Some records:
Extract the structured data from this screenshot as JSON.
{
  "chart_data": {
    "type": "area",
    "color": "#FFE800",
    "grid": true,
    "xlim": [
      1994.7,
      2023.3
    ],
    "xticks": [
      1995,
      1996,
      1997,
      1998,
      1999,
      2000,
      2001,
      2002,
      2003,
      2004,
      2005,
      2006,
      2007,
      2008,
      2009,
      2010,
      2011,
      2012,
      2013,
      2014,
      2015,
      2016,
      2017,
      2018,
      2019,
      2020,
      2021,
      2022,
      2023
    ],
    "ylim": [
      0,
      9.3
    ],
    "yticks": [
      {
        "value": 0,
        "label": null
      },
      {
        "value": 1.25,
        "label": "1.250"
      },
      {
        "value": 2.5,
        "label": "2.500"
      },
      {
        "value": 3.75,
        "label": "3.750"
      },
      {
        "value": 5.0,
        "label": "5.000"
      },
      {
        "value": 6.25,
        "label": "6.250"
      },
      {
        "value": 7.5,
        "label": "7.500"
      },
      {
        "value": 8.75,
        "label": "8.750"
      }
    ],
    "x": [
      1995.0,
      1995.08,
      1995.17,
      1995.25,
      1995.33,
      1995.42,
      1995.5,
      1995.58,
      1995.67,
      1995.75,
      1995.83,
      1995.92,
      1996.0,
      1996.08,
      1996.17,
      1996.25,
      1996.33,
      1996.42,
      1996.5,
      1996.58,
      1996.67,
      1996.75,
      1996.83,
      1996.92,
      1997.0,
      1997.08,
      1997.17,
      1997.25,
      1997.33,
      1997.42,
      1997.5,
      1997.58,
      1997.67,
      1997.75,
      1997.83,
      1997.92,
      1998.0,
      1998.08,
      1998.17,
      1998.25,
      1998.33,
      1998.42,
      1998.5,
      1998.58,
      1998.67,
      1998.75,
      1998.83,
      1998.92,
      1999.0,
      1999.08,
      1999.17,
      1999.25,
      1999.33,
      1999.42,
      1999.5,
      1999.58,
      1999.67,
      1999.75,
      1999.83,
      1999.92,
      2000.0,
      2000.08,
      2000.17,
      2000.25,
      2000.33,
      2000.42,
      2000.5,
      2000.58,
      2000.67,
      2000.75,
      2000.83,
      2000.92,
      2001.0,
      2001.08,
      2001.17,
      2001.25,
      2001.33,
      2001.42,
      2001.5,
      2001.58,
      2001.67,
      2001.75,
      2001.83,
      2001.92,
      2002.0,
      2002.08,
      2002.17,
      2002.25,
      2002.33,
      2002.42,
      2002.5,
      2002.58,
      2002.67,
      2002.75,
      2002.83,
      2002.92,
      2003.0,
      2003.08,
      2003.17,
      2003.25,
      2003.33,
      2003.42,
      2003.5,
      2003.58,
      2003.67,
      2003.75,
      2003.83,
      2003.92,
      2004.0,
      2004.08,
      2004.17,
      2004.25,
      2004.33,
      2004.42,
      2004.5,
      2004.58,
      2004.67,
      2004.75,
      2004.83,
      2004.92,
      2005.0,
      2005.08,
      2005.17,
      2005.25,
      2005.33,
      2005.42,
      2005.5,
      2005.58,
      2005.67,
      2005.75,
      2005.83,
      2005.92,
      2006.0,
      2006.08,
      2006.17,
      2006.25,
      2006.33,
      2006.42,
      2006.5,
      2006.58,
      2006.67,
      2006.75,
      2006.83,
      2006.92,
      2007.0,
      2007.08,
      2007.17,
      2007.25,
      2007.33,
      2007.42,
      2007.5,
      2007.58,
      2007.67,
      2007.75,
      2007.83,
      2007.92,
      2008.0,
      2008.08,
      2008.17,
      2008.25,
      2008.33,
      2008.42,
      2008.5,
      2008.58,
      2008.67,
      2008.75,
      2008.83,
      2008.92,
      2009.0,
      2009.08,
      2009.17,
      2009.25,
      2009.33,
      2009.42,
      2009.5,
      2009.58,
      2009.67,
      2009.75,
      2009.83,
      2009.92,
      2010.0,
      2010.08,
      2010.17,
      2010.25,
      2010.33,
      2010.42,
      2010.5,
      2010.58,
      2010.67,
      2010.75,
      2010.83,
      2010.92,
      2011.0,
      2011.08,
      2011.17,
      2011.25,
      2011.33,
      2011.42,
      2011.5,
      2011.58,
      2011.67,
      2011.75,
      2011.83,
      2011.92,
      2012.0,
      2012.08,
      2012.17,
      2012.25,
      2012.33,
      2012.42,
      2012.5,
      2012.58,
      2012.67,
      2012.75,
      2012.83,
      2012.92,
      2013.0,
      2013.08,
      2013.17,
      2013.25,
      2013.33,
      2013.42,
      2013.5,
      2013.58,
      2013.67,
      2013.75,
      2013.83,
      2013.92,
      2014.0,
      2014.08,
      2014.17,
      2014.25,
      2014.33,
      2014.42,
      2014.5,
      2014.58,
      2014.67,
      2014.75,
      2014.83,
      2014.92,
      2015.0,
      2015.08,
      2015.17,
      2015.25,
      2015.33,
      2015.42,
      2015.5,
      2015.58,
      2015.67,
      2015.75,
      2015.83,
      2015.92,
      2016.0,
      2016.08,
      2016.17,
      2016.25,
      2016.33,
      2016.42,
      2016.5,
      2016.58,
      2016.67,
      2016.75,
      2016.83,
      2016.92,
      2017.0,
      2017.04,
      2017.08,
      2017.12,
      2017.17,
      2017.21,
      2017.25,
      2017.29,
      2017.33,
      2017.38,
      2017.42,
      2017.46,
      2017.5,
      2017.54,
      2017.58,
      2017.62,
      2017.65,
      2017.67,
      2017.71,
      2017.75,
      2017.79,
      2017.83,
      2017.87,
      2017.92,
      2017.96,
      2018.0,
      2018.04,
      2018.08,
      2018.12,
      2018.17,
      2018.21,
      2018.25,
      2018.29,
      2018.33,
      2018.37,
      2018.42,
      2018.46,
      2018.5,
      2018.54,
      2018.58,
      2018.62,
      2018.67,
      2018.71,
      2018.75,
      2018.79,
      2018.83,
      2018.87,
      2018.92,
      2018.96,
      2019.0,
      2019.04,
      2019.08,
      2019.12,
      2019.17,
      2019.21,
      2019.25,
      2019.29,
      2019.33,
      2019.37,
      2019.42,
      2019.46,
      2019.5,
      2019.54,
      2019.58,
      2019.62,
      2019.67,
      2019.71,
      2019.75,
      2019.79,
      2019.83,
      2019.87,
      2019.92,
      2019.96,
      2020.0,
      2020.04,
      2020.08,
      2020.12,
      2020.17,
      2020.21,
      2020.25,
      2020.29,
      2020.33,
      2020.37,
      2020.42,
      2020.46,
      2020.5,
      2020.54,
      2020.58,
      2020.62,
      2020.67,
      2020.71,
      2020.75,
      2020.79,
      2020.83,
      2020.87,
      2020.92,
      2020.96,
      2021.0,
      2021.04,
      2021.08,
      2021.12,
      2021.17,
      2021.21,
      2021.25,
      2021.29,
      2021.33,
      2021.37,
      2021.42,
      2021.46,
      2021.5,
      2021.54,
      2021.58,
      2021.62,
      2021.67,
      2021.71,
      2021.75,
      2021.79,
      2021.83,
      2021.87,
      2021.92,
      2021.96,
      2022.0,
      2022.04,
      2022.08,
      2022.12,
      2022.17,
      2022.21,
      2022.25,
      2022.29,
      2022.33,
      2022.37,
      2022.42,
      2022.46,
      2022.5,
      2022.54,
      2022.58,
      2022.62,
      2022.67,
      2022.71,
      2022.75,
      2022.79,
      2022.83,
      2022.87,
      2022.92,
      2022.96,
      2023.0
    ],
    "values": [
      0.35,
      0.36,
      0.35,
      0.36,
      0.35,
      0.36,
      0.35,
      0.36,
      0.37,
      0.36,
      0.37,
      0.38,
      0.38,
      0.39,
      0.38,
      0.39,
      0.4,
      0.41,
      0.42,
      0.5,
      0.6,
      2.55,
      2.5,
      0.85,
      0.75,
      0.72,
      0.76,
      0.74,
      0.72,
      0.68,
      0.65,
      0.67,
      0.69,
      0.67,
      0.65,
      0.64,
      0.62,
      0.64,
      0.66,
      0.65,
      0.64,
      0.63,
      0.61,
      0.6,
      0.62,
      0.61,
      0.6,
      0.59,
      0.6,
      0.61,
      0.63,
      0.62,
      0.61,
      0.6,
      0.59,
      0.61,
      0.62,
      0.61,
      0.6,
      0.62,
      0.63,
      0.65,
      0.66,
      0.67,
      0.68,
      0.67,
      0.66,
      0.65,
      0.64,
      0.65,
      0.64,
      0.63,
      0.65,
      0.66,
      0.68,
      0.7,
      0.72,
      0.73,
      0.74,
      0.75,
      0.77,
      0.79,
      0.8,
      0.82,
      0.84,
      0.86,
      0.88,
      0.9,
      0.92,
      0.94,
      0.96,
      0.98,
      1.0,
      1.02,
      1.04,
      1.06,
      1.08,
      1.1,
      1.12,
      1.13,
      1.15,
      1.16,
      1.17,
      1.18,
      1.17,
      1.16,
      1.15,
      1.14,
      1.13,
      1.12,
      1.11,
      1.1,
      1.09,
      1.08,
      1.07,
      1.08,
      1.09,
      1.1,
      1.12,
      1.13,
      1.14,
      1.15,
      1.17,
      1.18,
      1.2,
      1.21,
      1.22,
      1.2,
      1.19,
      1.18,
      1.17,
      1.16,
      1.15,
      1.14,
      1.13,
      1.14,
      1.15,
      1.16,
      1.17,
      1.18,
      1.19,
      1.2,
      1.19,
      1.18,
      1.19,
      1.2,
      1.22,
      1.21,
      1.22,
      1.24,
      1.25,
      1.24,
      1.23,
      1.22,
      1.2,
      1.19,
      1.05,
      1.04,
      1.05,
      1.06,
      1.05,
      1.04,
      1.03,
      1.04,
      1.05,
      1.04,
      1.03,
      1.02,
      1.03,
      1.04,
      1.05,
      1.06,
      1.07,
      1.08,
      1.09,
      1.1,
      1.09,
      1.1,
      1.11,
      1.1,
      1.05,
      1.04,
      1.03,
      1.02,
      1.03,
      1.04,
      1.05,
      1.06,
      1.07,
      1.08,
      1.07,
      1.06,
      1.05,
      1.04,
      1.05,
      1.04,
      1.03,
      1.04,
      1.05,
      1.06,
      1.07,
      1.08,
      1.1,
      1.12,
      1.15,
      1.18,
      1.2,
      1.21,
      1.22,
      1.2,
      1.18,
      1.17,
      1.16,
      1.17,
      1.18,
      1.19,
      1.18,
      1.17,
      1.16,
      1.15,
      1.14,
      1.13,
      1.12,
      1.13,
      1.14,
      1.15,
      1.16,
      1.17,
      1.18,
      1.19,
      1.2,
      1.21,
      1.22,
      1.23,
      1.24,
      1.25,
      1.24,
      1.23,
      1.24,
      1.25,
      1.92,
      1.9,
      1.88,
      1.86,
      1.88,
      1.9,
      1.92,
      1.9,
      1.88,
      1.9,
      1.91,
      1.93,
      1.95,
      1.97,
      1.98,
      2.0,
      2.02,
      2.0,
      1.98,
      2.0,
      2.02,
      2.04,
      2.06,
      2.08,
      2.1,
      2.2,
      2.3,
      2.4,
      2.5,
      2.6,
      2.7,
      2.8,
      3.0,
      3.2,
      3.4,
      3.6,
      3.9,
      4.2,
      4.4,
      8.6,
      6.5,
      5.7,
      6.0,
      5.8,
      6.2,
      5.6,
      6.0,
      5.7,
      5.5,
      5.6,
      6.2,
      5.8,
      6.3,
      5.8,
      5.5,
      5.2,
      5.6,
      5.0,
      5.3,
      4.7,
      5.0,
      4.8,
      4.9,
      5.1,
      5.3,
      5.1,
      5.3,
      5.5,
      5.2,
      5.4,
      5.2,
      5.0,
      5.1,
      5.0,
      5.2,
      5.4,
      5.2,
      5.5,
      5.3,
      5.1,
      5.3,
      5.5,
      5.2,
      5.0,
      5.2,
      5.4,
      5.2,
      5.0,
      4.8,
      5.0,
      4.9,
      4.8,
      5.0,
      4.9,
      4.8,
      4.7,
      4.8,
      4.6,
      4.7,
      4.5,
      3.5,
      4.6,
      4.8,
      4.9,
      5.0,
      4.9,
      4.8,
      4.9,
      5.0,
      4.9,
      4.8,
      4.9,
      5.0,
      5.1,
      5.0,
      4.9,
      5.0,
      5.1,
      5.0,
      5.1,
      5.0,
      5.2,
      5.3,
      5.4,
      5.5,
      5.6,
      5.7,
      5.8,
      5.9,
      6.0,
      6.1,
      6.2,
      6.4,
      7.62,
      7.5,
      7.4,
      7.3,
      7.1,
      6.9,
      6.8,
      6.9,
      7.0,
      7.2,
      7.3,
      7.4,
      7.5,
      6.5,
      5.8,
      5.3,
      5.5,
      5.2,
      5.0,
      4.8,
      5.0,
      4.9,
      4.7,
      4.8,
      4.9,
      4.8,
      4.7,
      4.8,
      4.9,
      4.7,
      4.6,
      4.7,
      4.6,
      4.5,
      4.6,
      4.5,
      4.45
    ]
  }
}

> _Required task_: Copy every line of the listing where the word "label" appears.

> _The result_:
        "label": null
        "label": "1.250"
        "label": "2.500"
        "label": "3.750"
        "label": "5.000"
        "label": "6.250"
        "label": "7.500"
        "label": "8.750"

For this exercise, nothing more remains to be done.